Copy out all lines that hold "connector".

◆ **Dataset content**
---+---

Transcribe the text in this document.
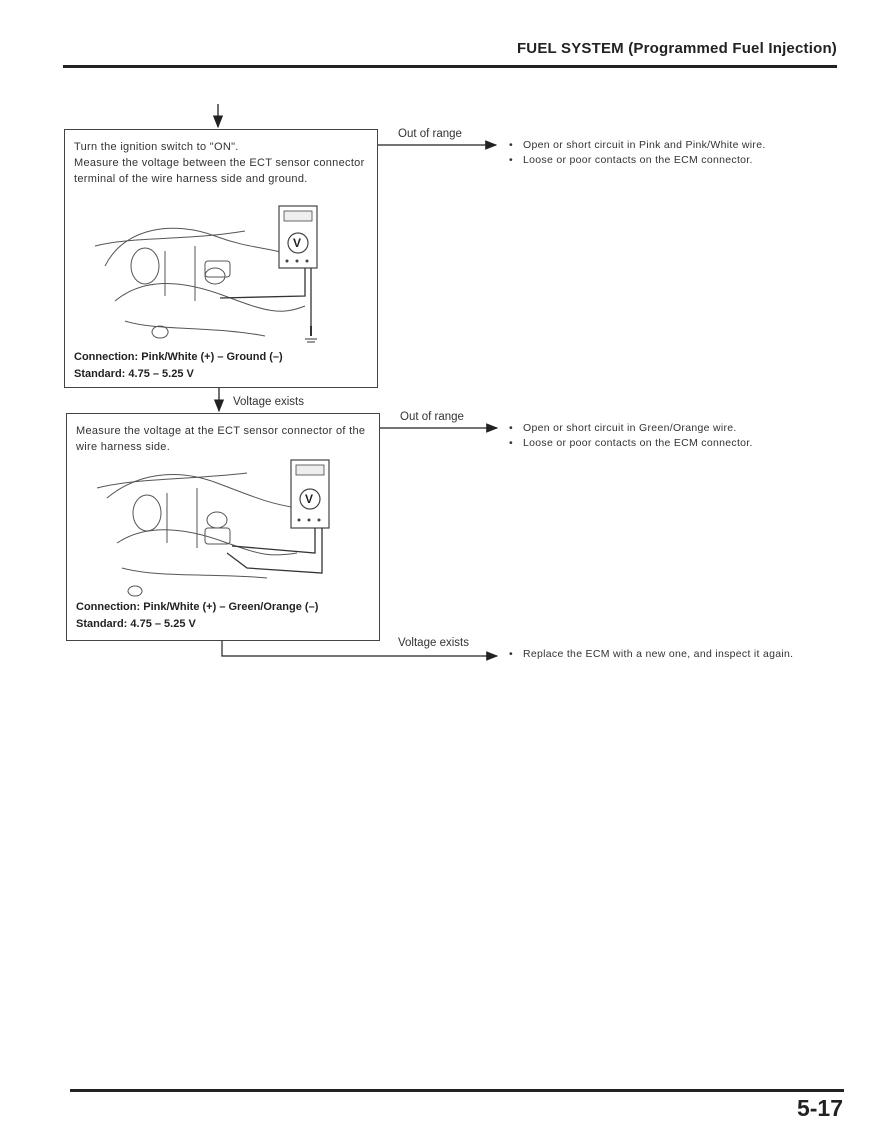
FUEL SYSTEM (Programmed Fuel Injection)
Turn the ignition switch to "ON".
Measure the voltage between the ECT sensor connector terminal of the wire harness side and ground.
V
Connection: Pink/White (+) – Ground (–)
Standard: 4.75 – 5.25 V
Out of range
• Open or short circuit in Pink and Pink/White wire.
• Loose or poor contacts on the ECM connector.
Voltage exists
Measure the voltage at the ECT sensor connector of the wire harness side.
V
Connection: Pink/White (+) – Green/Orange (–)
Standard: 4.75 – 5.25 V
Out of range
• Open or short circuit in Green/Orange wire.
• Loose or poor contacts on the ECM connector.
Voltage exists
• Replace the ECM with a new one, and inspect it again.
5-17
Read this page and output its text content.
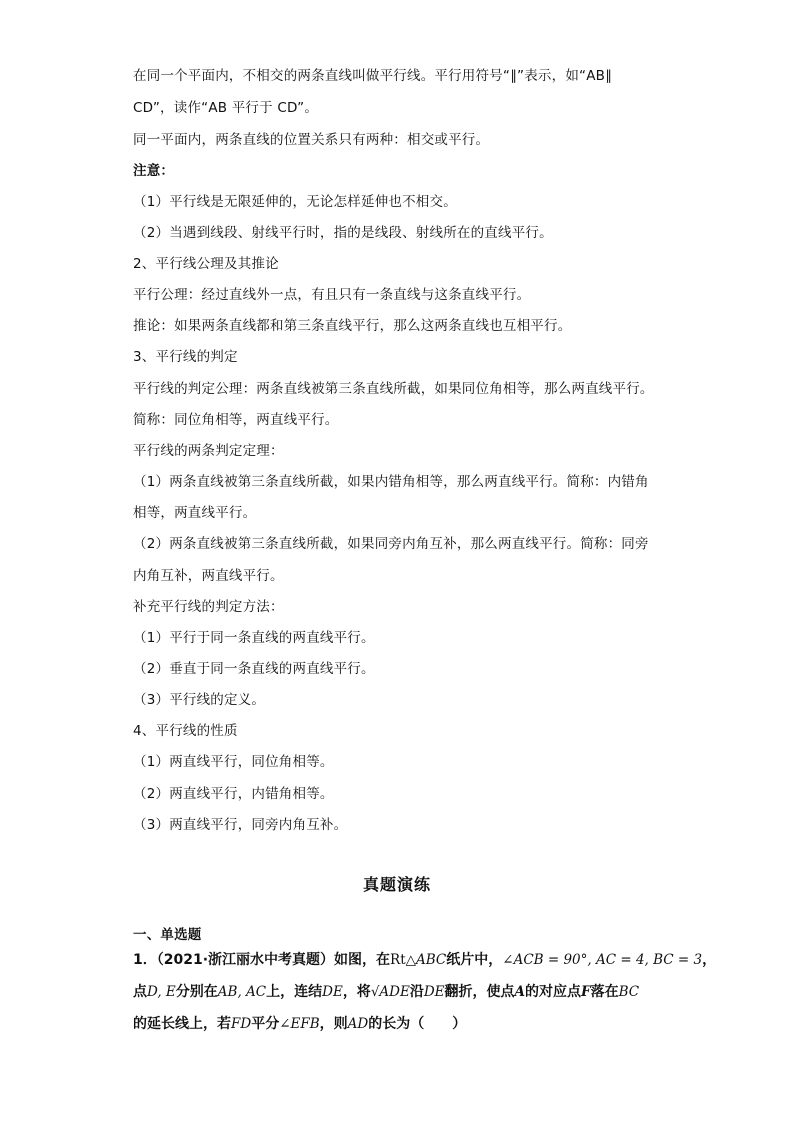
在同一个平面内，不相交的两条直线叫做平行线。平行用符号“∥”表示，如“AB∥
CD”，读作“AB 平行于 CD”。
同一平面内，两条直线的位置关系只有两种：相交或平行。
注意：
（1）平行线是无限延伸的，无论怎样延伸也不相交。
（2）当遇到线段、射线平行时，指的是线段、射线所在的直线平行。
2、平行线公理及其推论
平行公理：经过直线外一点，有且只有一条直线与这条直线平行。
推论：如果两条直线都和第三条直线平行，那么这两条直线也互相平行。
3、平行线的判定
平行线的判定公理：两条直线被第三条直线所截，如果同位角相等，那么两直线平行。
简称：同位角相等，两直线平行。
平行线的两条判定定理：
（1）两条直线被第三条直线所截，如果内错角相等，那么两直线平行。简称：内错角
相等，两直线平行。
（2）两条直线被第三条直线所截，如果同旁内角互补，那么两直线平行。简称：同旁
内角互补，两直线平行。
补充平行线的判定方法：
（1）平行于同一条直线的两直线平行。
（2）垂直于同一条直线的两直线平行。
（3）平行线的定义。
4、平行线的性质
（1）两直线平行，同位角相等。
（2）两直线平行，内错角相等。
（3）两直线平行，同旁内角互补。
真题演练
一、单选题
1．（2021·浙江丽水中考真题）如图，在Rt△ABC纸片中，∠ACB = 90°, AC = 4, BC = 3，
点D, E分别在AB, AC上，连结DE，将√ADE沿DE翻折，使点A的对应点F落在BC
的延长线上，若FD平分∠EFB，则AD的长为（　　）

---+---

◆ **Answer to the problem**
Measure the voltage between the ECT sensor connector terminal of the wire harness side and ground.
• Loose or poor contacts on the ECM connector.
Measure the voltage at the ECT sensor connector of the wire harness side.
• Loose or poor contacts on the ECM connector.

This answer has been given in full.